> GOAL: Filter these entries so that only lines with the word "games" remain.

(Stored items from a collection)
## begin

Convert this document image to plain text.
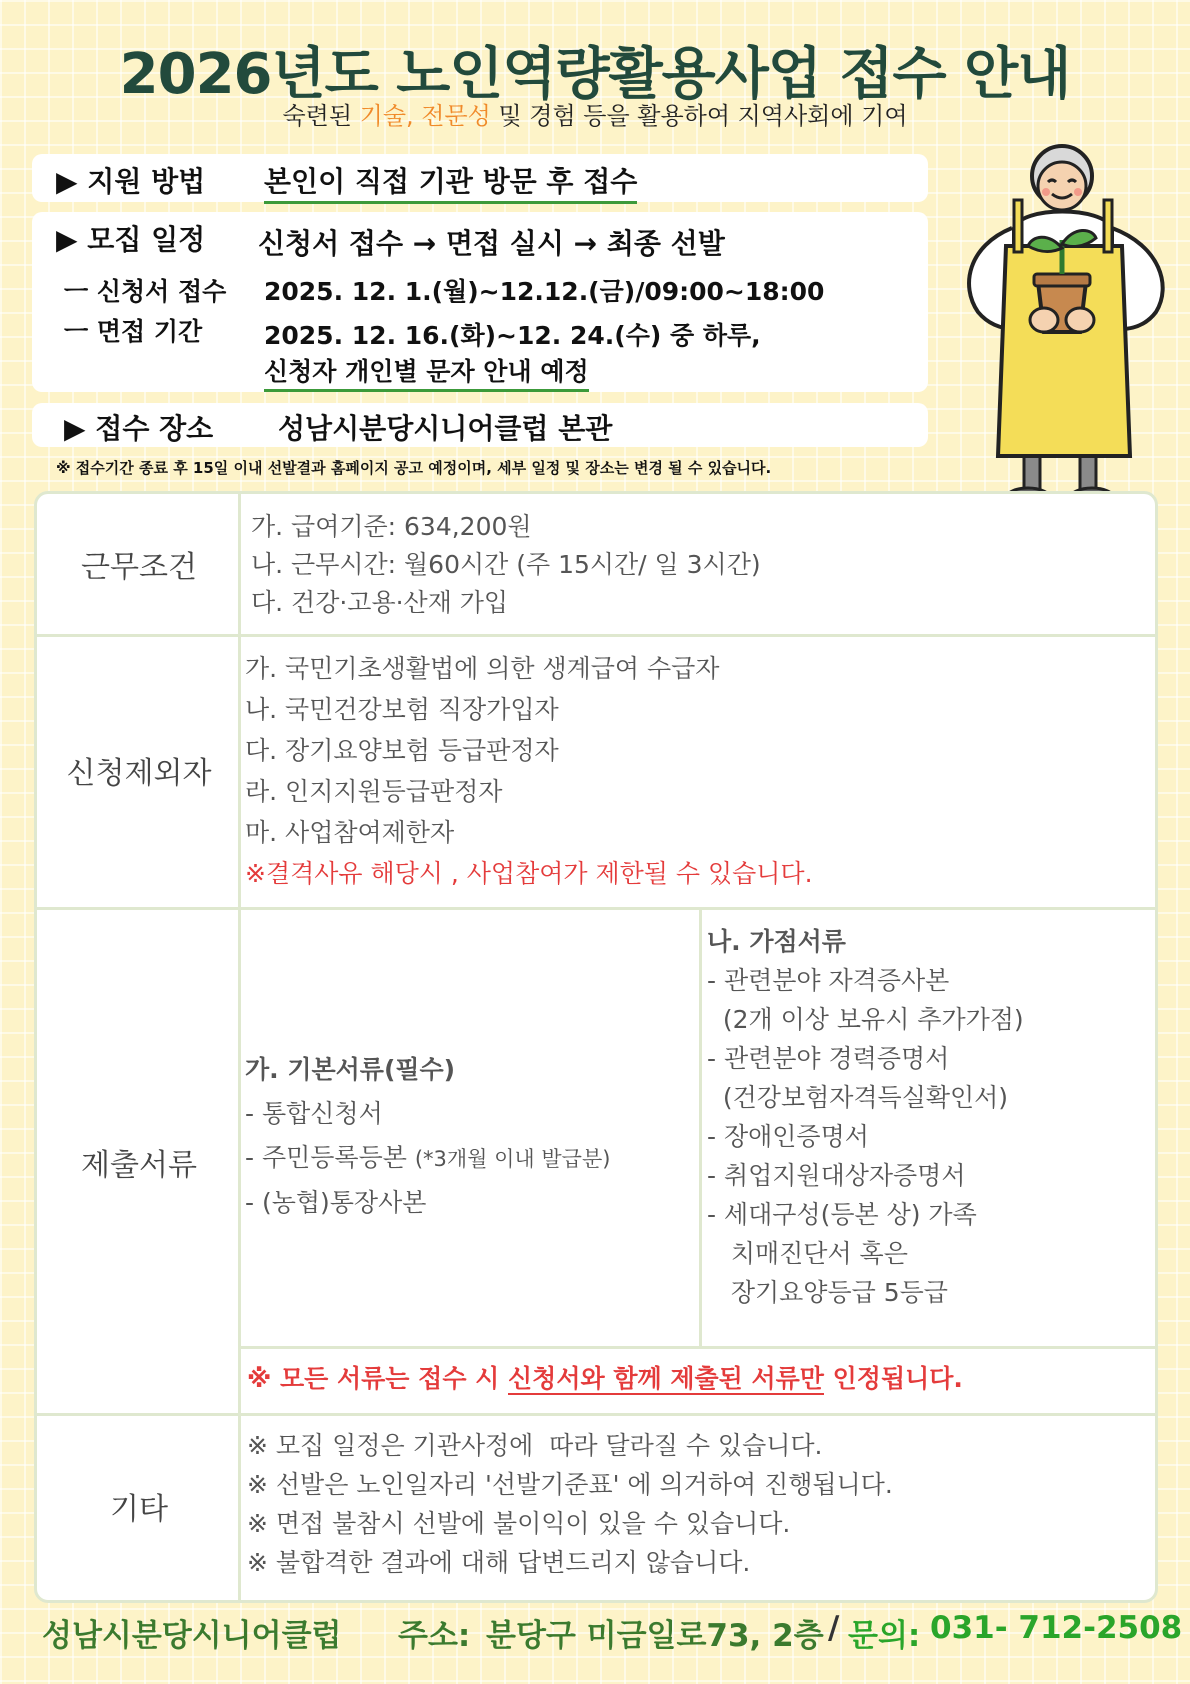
2026년도 노인역량활용사업 접수 안내
숙련된 기술, 전문성 및 경험 등을 활용하여 지역사회에 기여
▶ 지원 방법 본인이 직접 기관 방문 후 접수
▶ 모집 일정 신청서 접수 → 면접 실시 → 최종 선발
ㅡ 신청서 접수 2025. 12. 1.(월)~12.12.(금)/09:00~18:00
ㅡ 면접 기간 2025. 12. 16.(화)~12. 24.(수) 중 하루,
신청자 개인별 문자 안내 예정
▶ 접수 장소 성남시분당시니어클럽 본관
※ 접수기간 종료 후 15일 이내 선발결과 홈페이지 공고 예정이며, 세부 일정 및 장소는 변경 될 수 있습니다.
근무조건
가. 급여기준: 634,200원
나. 근무시간: 월60시간 (주 15시간/ 일 3시간)
다. 건강·고용·산재 가입
신청제외자
가. 국민기초생활법에 의한 생계급여 수급자
나. 국민건강보험 직장가입자
다. 장기요양보험 등급판정자
라. 인지지원등급판정자
마. 사업참여제한자
※결격사유 해당시 , 사업참여가 제한될 수 있습니다.
제출서류
가. 기본서류(필수)
- 통합신청서
- 주민등록등본 (*3개월 이내 발급분)
- (농협)통장사본
나. 가점서류
- 관련분야 자격증사본
(2개 이상 보유시 추가가점)
- 관련분야 경력증명서
(건강보험자격득실확인서)
- 장애인증명서
- 취업지원대상자증명서
- 세대구성(등본 상) 가족
치매진단서 혹은
장기요양등급 5등급
※ 모든 서류는 접수 시 신청서와 함께 제출된 서류만 인정됩니다.
기타
※ 모집 일정은 기관사정에  따라 달라질 수 있습니다.
※ 선발은 노인일자리 '선발기준표' 에 의거하여 진행됩니다.
※ 면접 불참시 선발에 불이익이 있을 수 있습니다.
※ 불합격한 결과에 대해 답변드리지 않습니다.
성남시분당시니어클럽 주소: 분당구 미금일로73, 2층 / 문의: 031- 712-2508
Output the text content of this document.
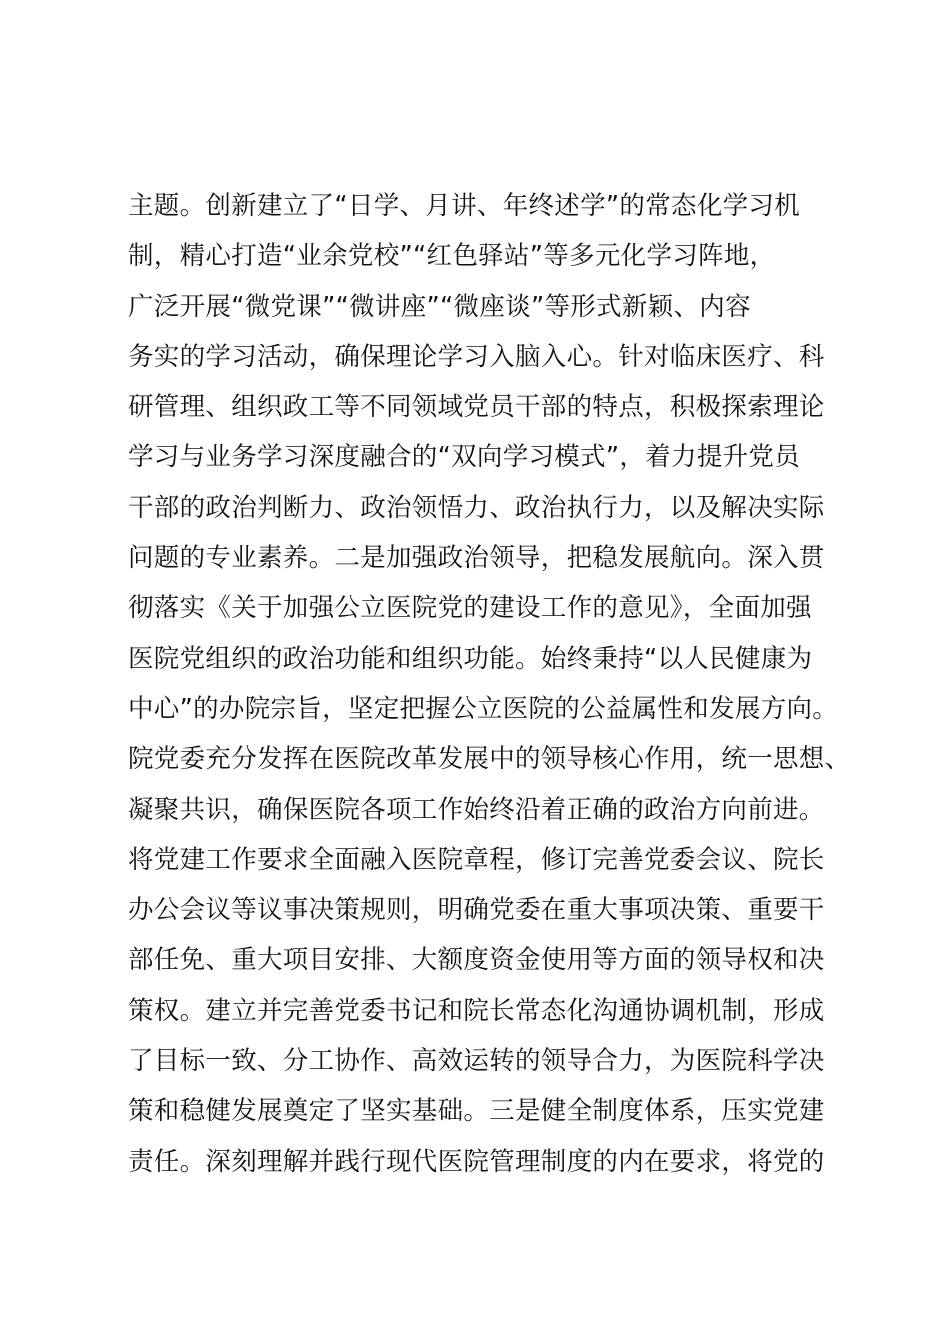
主题。创新建立了“日学、月讲、年终述学”的常态化学习机
制，精心打造“业余党校”“红色驿站”等多元化学习阵地，
广泛开展“微党课”“微讲座”“微座谈”等形式新颖、内容
务实的学习活动，确保理论学习入脑入心。针对临床医疗、科
研管理、组织政工等不同领域党员干部的特点，积极探索理论
学习与业务学习深度融合的“双向学习模式”，着力提升党员
干部的政治判断力、政治领悟力、政治执行力，以及解决实际
问题的专业素养。二是加强政治领导，把稳发展航向。深入贯
彻落实《关于加强公立医院党的建设工作的意见》，全面加强
医院党组织的政治功能和组织功能。始终秉持“以人民健康为
中心”的办院宗旨，坚定把握公立医院的公益属性和发展方向。
院党委充分发挥在医院改革发展中的领导核心作用，统一思想、
凝聚共识，确保医院各项工作始终沿着正确的政治方向前进。
将党建工作要求全面融入医院章程，修订完善党委会议、院长
办公会议等议事决策规则，明确党委在重大事项决策、重要干
部任免、重大项目安排、大额度资金使用等方面的领导权和决
策权。建立并完善党委书记和院长常态化沟通协调机制，形成
了目标一致、分工协作、高效运转的领导合力，为医院科学决
策和稳健发展奠定了坚实基础。三是健全制度体系，压实党建
责任。深刻理解并践行现代医院管理制度的内在要求，将党的
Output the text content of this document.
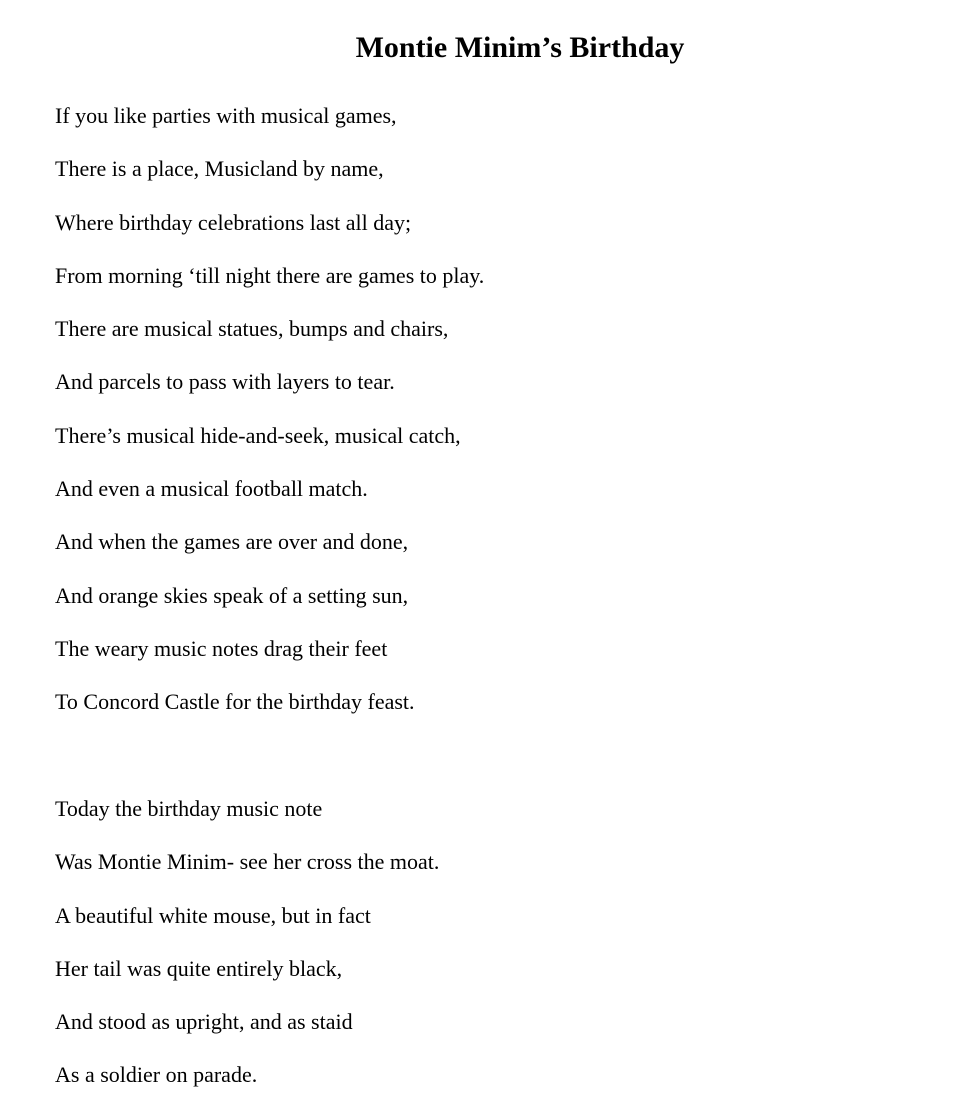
Montie Minim’s Birthday
If you like parties with musical games,
There is a place, Musicland by name,
Where birthday celebrations last all day;
From morning ‘till night there are games to play.
There are musical statues, bumps and chairs,
And parcels to pass with layers to tear.
There’s musical hide-and-seek, musical catch,
And even a musical football match.
And when the games are over and done,
And orange skies speak of a setting sun,
The weary music notes drag their feet
To Concord Castle for the birthday feast.
Today the birthday music note
Was Montie Minim- see her cross the moat.
A beautiful white mouse, but in fact
Her tail was quite entirely black,
And stood as upright, and as staid
As a soldier on parade.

## end

> TASK RESPONSE:
If you like parties with musical games,
From morning ‘till night there are games to play.
And when the games are over and done,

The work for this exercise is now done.